**What is expected**
Check each line of the material. Copy those containing "ounce".

# Start of Given records

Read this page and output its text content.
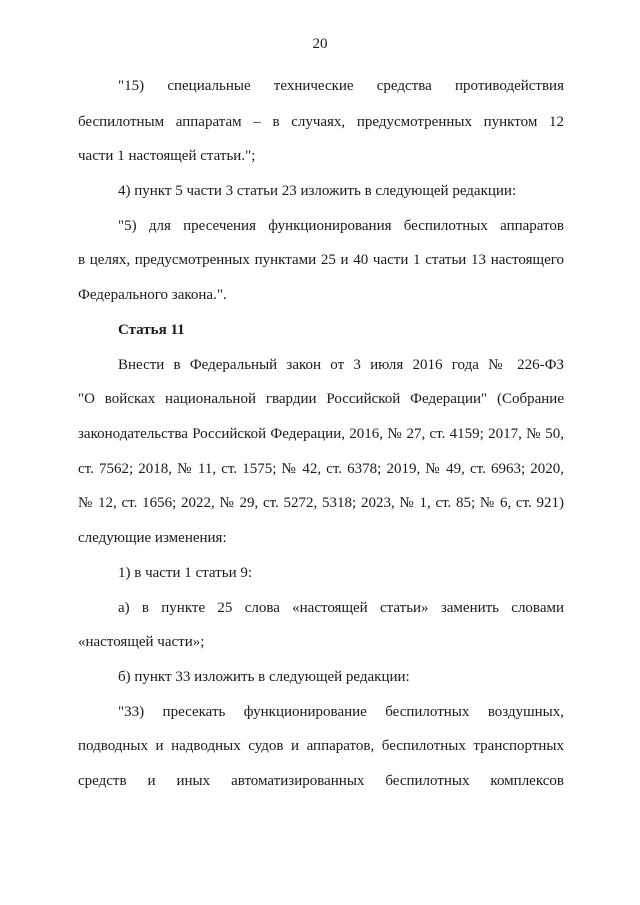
20
"15) специальные технические средства противодействия
беспилотным аппаратам – в случаях, предусмотренных пунктом 12
части 1 настоящей статьи.";
4) пункт 5 части 3 статьи 23 изложить в следующей редакции:
"5) для пресечения функционирования беспилотных аппаратов
в целях, предусмотренных пунктами 25 и 40 части 1 статьи 13 настоящего
Федерального закона.".
Статья 11
Внести в Федеральный закон от 3 июля 2016 года № 226-ФЗ
"О войсках национальной гвардии Российской Федерации" (Собрание
законодательства Российской Федерации, 2016, № 27, ст. 4159; 2017, № 50,
ст. 7562; 2018, № 11, ст. 1575; № 42, ст. 6378; 2019, № 49, ст. 6963; 2020,
№ 12, ст. 1656; 2022, № 29, ст. 5272, 5318; 2023, № 1, ст. 85; № 6, ст. 921)
следующие изменения:
1) в части 1 статьи 9:
а) в пункте 25 слова «настоящей статьи» заменить словами
«настоящей части»;
б) пункт 33 изложить в следующей редакции:
"33) пресекать функционирование беспилотных воздушных,
подводных и надводных судов и аппаратов, беспилотных транспортных
средств и иных автоматизированных беспилотных комплексов
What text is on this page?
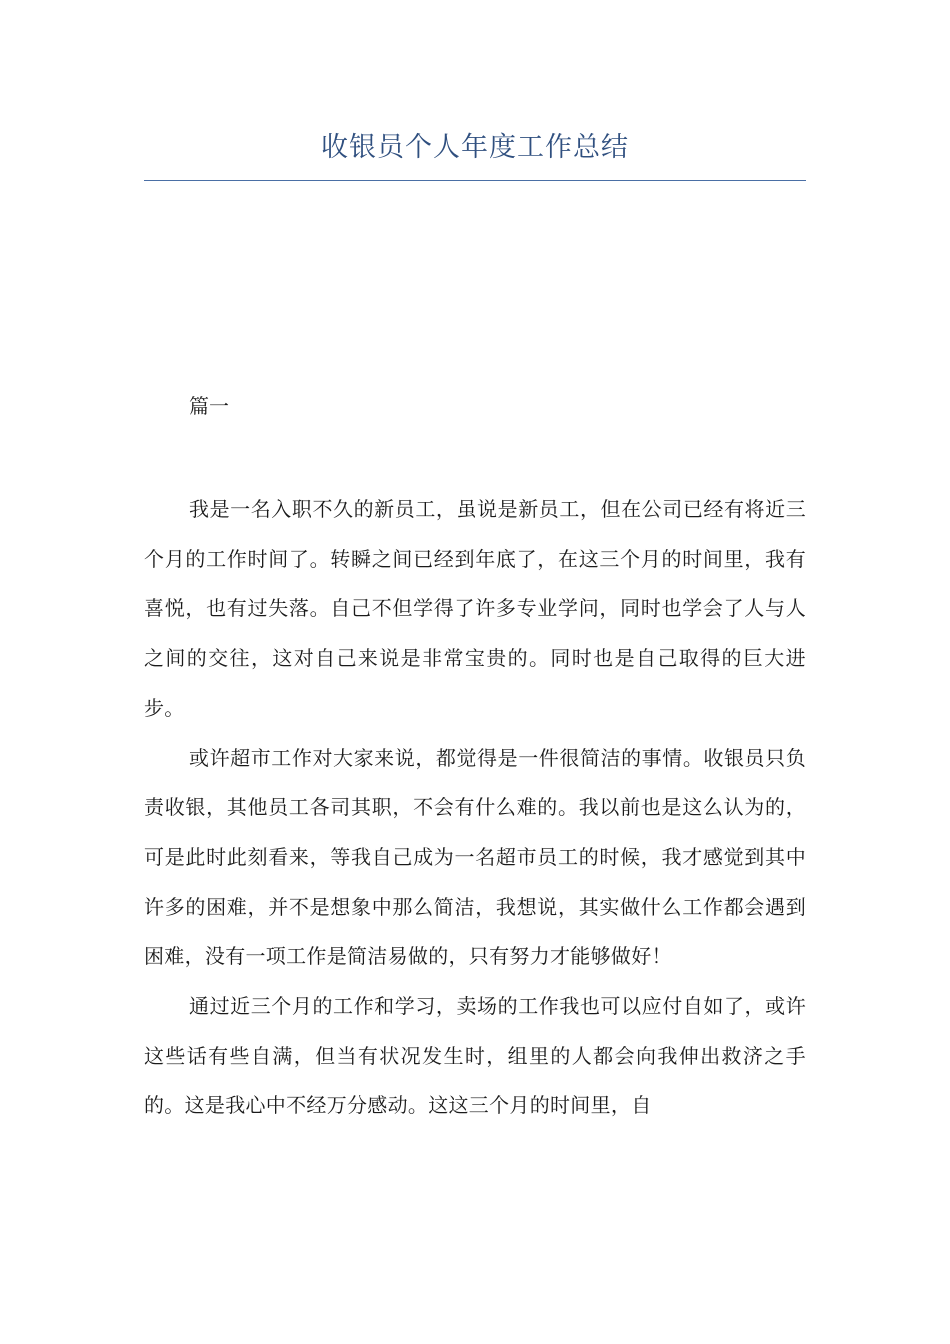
收银员个人年度工作总结
篇一

我是一名入职不久的新员工，虽说是新员工，但在公司已经有将近三个月的工作时间了。转瞬之间已经到年底了，在这三个月的时间里，我有喜悦，也有过失落。自己不但学得了许多专业学问，同时也学会了人与人之间的交往，这对自己来说是非常宝贵的。同时也是自己取得的巨大进步。

或许超市工作对大家来说，都觉得是一件很简洁的事情。收银员只负责收银，其他员工各司其职，不会有什么难的。我以前也是这么认为的，可是此时此刻看来，等我自己成为一名超市员工的时候，我才感觉到其中许多的困难，并不是想象中那么简洁，我想说，其实做什么工作都会遇到困难，没有一项工作是简洁易做的，只有努力才能够做好！

通过近三个月的工作和学习，卖场的工作我也可以应付自如了，或许这些话有些自满，但当有状况发生时，组里的人都会向我伸出救济之手的。这是我心中不经万分感动。这这三个月的时间里，自
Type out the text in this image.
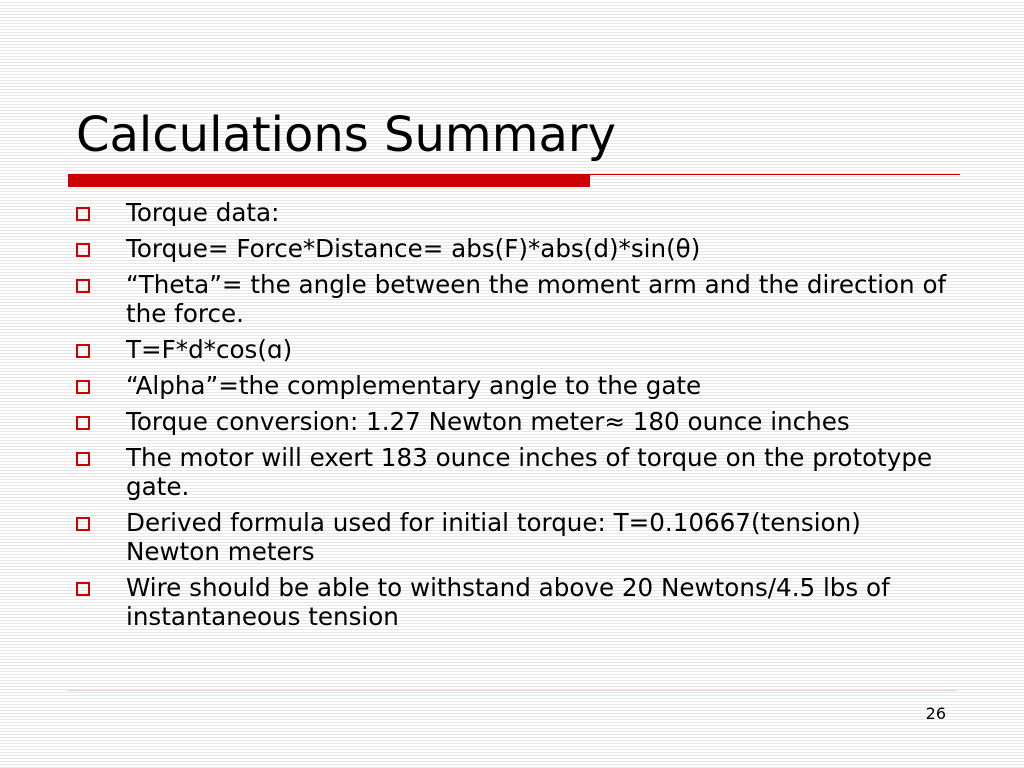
Calculations Summary
Torque data:
Torque= Force*Distance= abs(F)*abs(d)*sin(θ)
“Theta”= the angle between the moment arm and the direction of the force.
T=F*d*cos(ɑ)
“Alpha”=the complementary angle to the gate
Torque conversion: 1.27 Newton meter≈ 180 ounce inches
The motor will exert 183 ounce inches of torque on the prototype gate.
Derived formula used for initial torque: T=0.10667(tension) Newton meters
Wire should be able to withstand above 20 Newtons/4.5 lbs of instantaneous tension
26
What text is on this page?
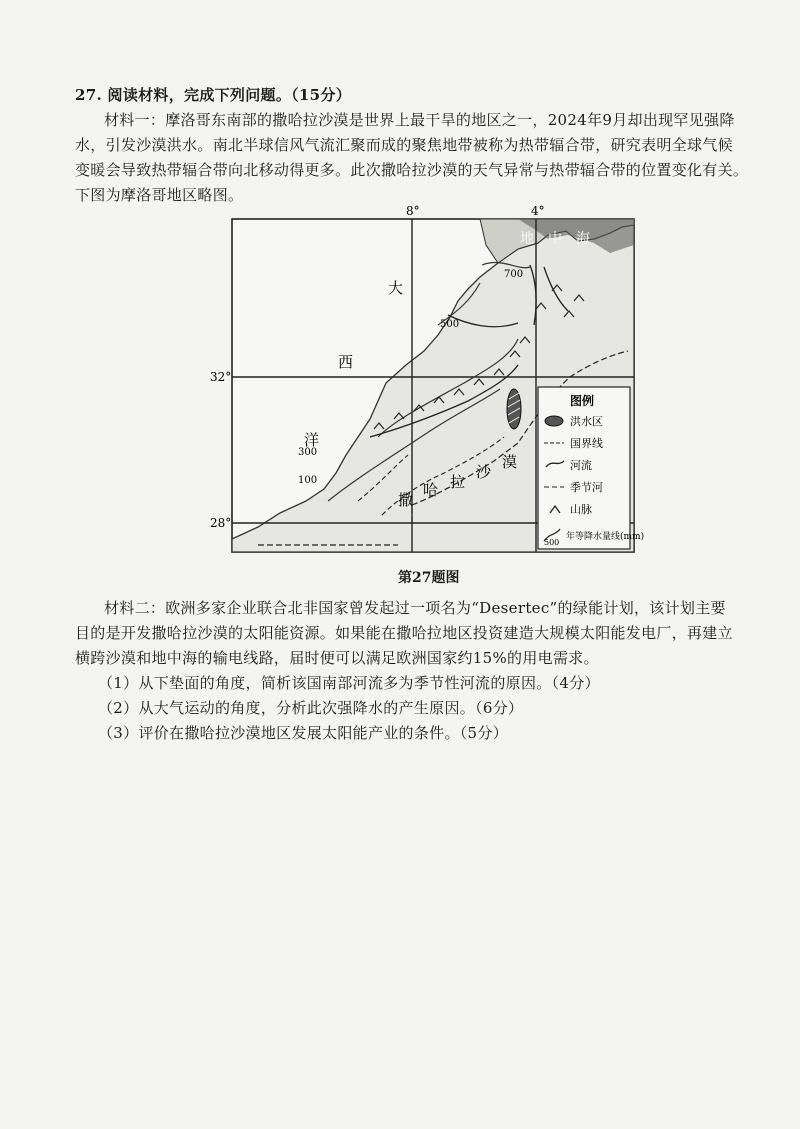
27. 阅读材料，完成下列问题。（15分）
材料一：摩洛哥东南部的撒哈拉沙漠是世界上最干旱的地区之一，2024年9月却出现罕见强降
水，引发沙漠洪水。南北半球信风气流汇聚而成的聚焦地带被称为热带辐合带，研究表明全球气候
变暖会导致热带辐合带向北移动得更多。此次撒哈拉沙漠的天气异常与热带辐合带的位置变化有关。
下图为摩洛哥地区略图。
8°	4°
32°
28°
大
西
洋
地 中 海
撒
哈 拉
沙
漠
700
500
300
100
图例
洪水区
国界线
河流
季节河
山脉
500
年等降水量线(mm)
第27题图
材料二：欧洲多家企业联合北非国家曾发起过一项名为“Desertec”的绿能计划，该计划主要
目的是开发撒哈拉沙漠的太阳能资源。如果能在撒哈拉地区投资建造大规模太阳能发电厂，再建立
横跨沙漠和地中海的输电线路，届时便可以满足欧洲国家约15%的用电需求。
（1）从下垫面的角度，简析该国南部河流多为季节性河流的原因。（4分）
（2）从大气运动的角度，分析此次强降水的产生原因。（6分）
（3）评价在撒哈拉沙漠地区发展太阳能产业的条件。（5分）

# End of Given records

**Output for this exercise**
Torque conversion: 1.27 Newton meter≈ 180 ounce inches
The motor will exert 183 ounce inches of torque on the prototype gate.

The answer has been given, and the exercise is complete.